___ Provided material

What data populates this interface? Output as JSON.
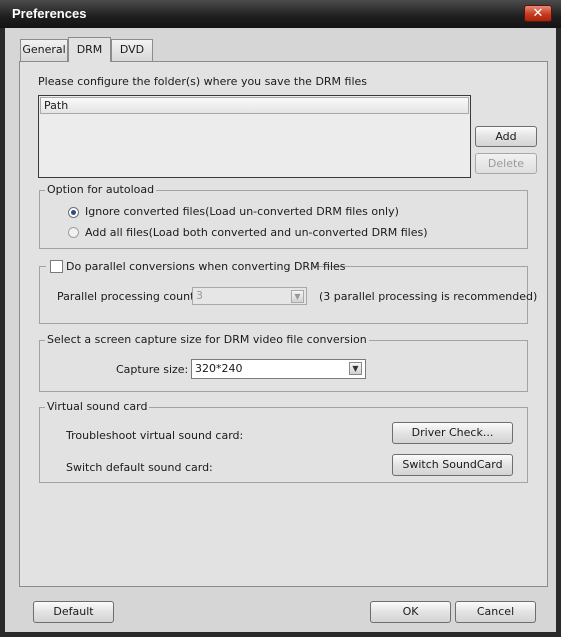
{
  "window": {
    "title": "Preferences",
    "close_symbol": "✕"
  },
  "tabs": [
    {
      "label": "General"
    },
    {
      "label": "DRM",
      "active": true
    },
    {
      "label": "DVD"
    }
  ],
  "drm": {
    "folder_prompt": "Please configure the folder(s) where you save the DRM files",
    "list": {
      "column_header": "Path",
      "rows": []
    },
    "add_button": "Add",
    "delete_button": "Delete",
    "autoload": {
      "title": "Option for autoload",
      "options": [
        {
          "label": "Ignore converted files(Load un-converted DRM files only)",
          "selected": true
        },
        {
          "label": "Add all files(Load both converted and un-converted DRM files)",
          "selected": false
        }
      ]
    },
    "parallel": {
      "checkbox_label": "Do parallel conversions when converting DRM files",
      "checked": false,
      "count_label": "Parallel processing count:",
      "count_value": "3",
      "recommendation": "(3 parallel processing is recommended)"
    },
    "capture": {
      "title": "Select a screen capture size for DRM video file conversion",
      "label": "Capture size:",
      "value": "320*240"
    },
    "sound": {
      "title": "Virtual sound card",
      "troubleshoot_label": "Troubleshoot virtual sound card:",
      "driver_check_button": "Driver Check...",
      "switch_label": "Switch default sound card:",
      "switch_button": "Switch SoundCard"
    }
  },
  "footer": {
    "default_button": "Default",
    "ok_button": "OK",
    "cancel_button": "Cancel"
  }
}
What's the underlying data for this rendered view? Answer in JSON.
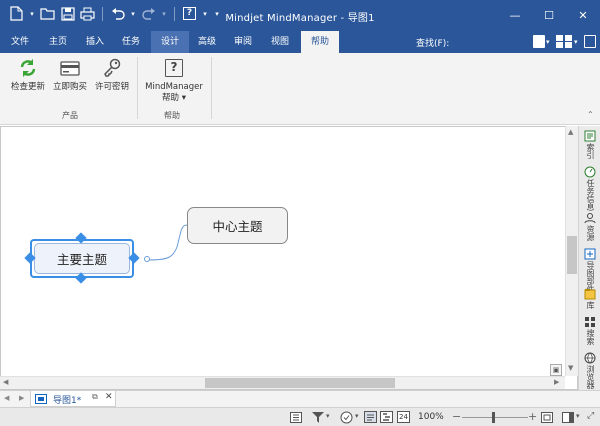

______

§ **The exercise**: Gather each line in the data that holds the string "converted".

§ **Reply**:
          "label": "Ignore converted files(Load un-converted DRM files only)",
          "label": "Add all files(Load both converted and un-converted DRM files)",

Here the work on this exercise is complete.